(Extracted data entries)
++++++++++++++++++++
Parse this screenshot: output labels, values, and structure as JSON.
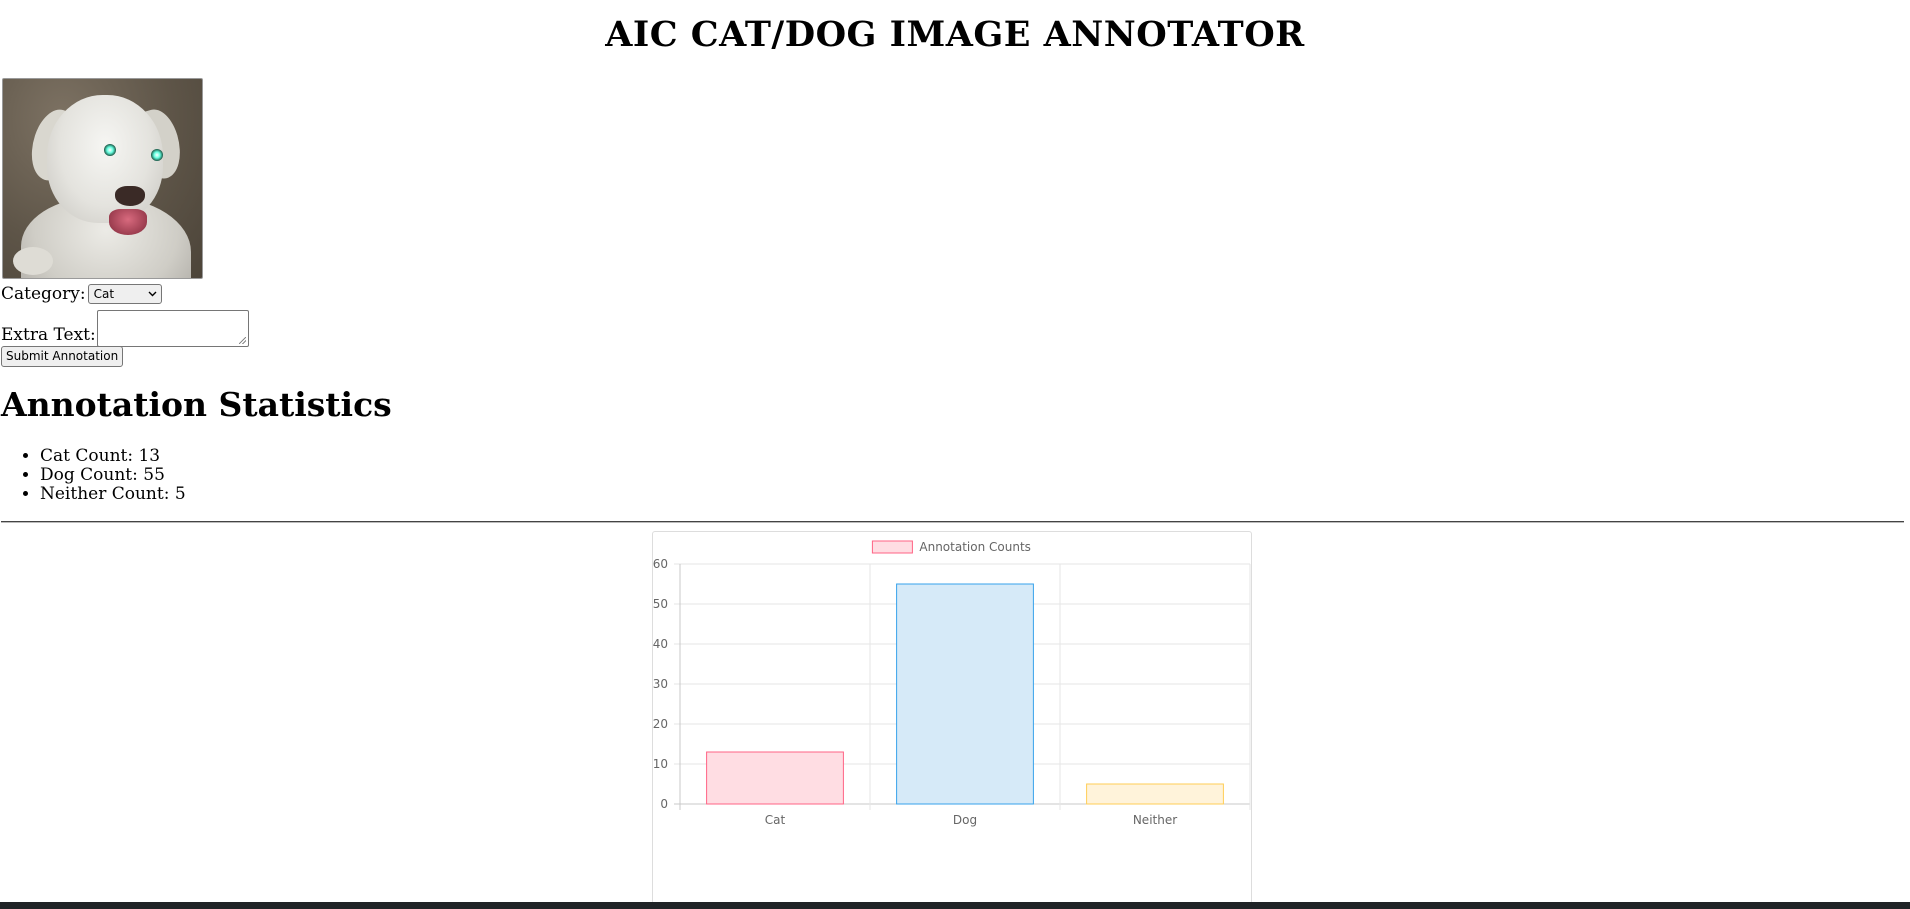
{
  "page": {
    "title": "AIC CAT/DOG IMAGE ANNOTATOR"
  },
  "form": {
    "category_label": "Category:",
    "category_value": "Cat",
    "extra_text_label": "Extra Text:",
    "extra_text_value": "",
    "submit_label": "Submit Annotation"
  },
  "stats": {
    "heading": "Annotation Statistics",
    "items": [
      "Cat Count: 13",
      "Dog Count: 55",
      "Neither Count: 5"
    ]
  },
  "chart_data": {
    "type": "bar",
    "categories": [
      "Cat",
      "Dog",
      "Neither"
    ],
    "series": [
      {
        "name": "Annotation Counts",
        "values": [
          13,
          55,
          5
        ]
      }
    ],
    "ylim": [
      0,
      60
    ],
    "yticks": [
      0,
      10,
      20,
      30,
      40,
      50,
      60
    ],
    "colors": {
      "fill": [
        "#ffdde3",
        "#d6eaf8",
        "#fff3da"
      ],
      "border": [
        "#ff6384",
        "#36a2eb",
        "#ffce56"
      ]
    },
    "legend": "top",
    "grid": true
  },
  "icons": {
    "select_chevron": "chevron-down-icon",
    "textarea_grip": "resize-grip-icon"
  }
}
++++++++++++++++++++
[AIM OF THE EXERCISE] Find every line in the records that contains the word "Annotation"; copy those lines.

[IN RESPONSE]
    "submit_label": "Submit Annotation"
    "heading": "Annotation Statistics",
        "name": "Annotation Counts",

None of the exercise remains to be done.